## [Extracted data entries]

::::::::

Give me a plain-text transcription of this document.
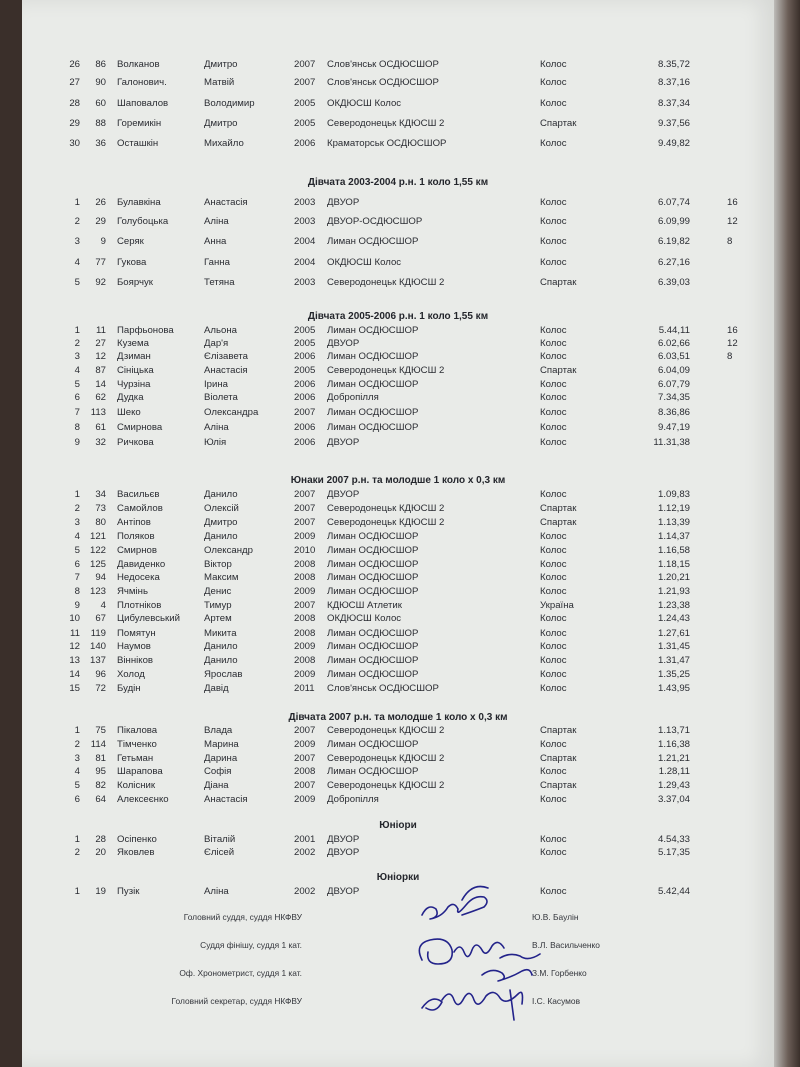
26	86 Волканов	Дмитро	2007 Слов'янськ ОСДЮСШОР	Колос	8.35,72
27	90 Галонович.	Матвій	2007 Слов'янськ ОСДЮСШОР	Колос	8.37,16
28	60 Шаповалов	Володимир	2005 ОКДЮСШ Колос	Колос	8.37,34
29	88 Горемикін	Дмитро	2005 Северодонецьк КДЮСШ 2	Спартак	9.37,56
30	36 Осташкін	Михайло	2006 Краматорськ ОСДЮСШОР	Колос	9.49,82
Дівчата 2003-2004 р.н. 1 коло 1,55 км
1	26 Булавкіна	Анастасія	2003 ДВУОР	Колос	6.07,74	16
2	29 Голубоцька	Аліна	2003 ДВУОР-ОСДЮСШОР	Колос	6.09,99	12
3	9 Серяк	Анна	2004 Лиман ОСДЮСШОР	Колос	6.19,82	8
4	77 Гукова	Ганна	2004 ОКДЮСШ Колос	Колос	6.27,16
5	92 Боярчук	Тетяна	2003 Северодонецьк КДЮСШ 2	Спартак	6.39,03
Дівчата 2005-2006 р.н. 1 коло 1,55 км
1	11 Парфьонова	Альона	2005 Лиман ОСДЮСШОР	Колос	5.44,11	16
2	27 Кузема	Дар'я	2005 ДВУОР	Колос	6.02,66	12
3	12 Дзиман	Єлізавета	2006 Лиман ОСДЮСШОР	Колос	6.03,51	8
4	87 Сініцька	Анастасія	2005 Северодонецьк КДЮСШ 2	Спартак	6.04,09
5	14 Чурзіна	Ірина	2006 Лиман ОСДЮСШОР	Колос	6.07,79
6	62 Дудка	Віолета	2006 Добропілля	Колос	7.34,35
7	113 Шеко	Олександра	2007 Лиман ОСДЮСШОР	Колос	8.36,86
8	61 Смирнова	Аліна	2006 Лиман ОСДЮСШОР	Колос	9.47,19
9	32 Ричкова	Юлія	2006 ДВУОР	Колос	11.31,38
Юнаки 2007 р.н. та молодше 1 коло х 0,3 км
1	34 Васильєв	Данило	2007 ДВУОР	Колос	1.09,83
2	73 Самойлов	Олексій	2007 Северодонецьк КДЮСШ 2	Спартак	1.12,19
3	80 Антіпов	Дмитро	2007 Северодонецьк КДЮСШ 2	Спартак	1.13,39
4	121 Поляков	Данило	2009 Лиман ОСДЮСШОР	Колос	1.14,37
5	122 Смирнов	Олександр	2010 Лиман ОСДЮСШОР	Колос	1.16,58
6	125 Давиденко	Віктор	2008 Лиман ОСДЮСШОР	Колос	1.18,15
7	94 Недосека	Максим	2008 Лиман ОСДЮСШОР	Колос	1.20,21
8	123 Ячмінь	Денис	2009 Лиман ОСДЮСШОР	Колос	1.21,93
9	4 Плотніков	Тимур	2007 КДЮСШ Атлетик	Україна	1.23,38
10	67 Цибулевський	Артем	2008 ОКДЮСШ Колос	Колос	1.24,43
11	119 Помятун	Микита	2008 Лиман ОСДЮСШОР	Колос	1.27,61
12	140 Наумов	Данило	2009 Лиман ОСДЮСШОР	Колос	1.31,45
13	137 Вінніков	Данило	2008 Лиман ОСДЮСШОР	Колос	1.31,47
14	96 Холод	Ярослав	2009 Лиман ОСДЮСШОР	Колос	1.35,25
15	72 Будін	Давід	2011 Слов'янськ ОСДЮСШОР	Колос	1.43,95
Дівчата 2007 р.н. та молодше 1 коло х 0,3 км
1	75 Пікалова	Влада	2007 Северодонецьк КДЮСШ 2	Спартак	1.13,71
2	114 Тімченко	Марина	2009 Лиман ОСДЮСШОР	Колос	1.16,38
3	81 Гетьман	Дарина	2007 Северодонецьк КДЮСШ 2	Спартак	1.21,21
4	95 Шарапова	Софія	2008 Лиман ОСДЮСШОР	Колос	1.28,11
5	82 Колісник	Діана	2007 Северодонецьк КДЮСШ 2	Спартак	1.29,43
6	64 Алексеєнко	Анастасія	2009 Добропілля	Колос	3.37,04
Юніори
1	28 Осіпенко	Віталій	2001 ДВУОР	Колос	4.54,33
2	20 Яковлев	Єлісей	2002 ДВУОР	Колос	5.17,35
Юніорки
1	19 Пузік	Аліна	2002 ДВУОР	Колос	5.42,44
Головний суддя, суддя НКФВУ	Ю.В. Баулін
Суддя фінішу, суддя 1 кат.	В.Л. Васильченко
Оф. Хронометрист, суддя 1 кат.	З.М. Горбенко
Головний секретар, суддя НКФВУ	І.С. Касумов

::::::::

## [Aim of the task]
Nothing but a number is needed here: how many lines hold the string "Спартак"?

## [Full response]
8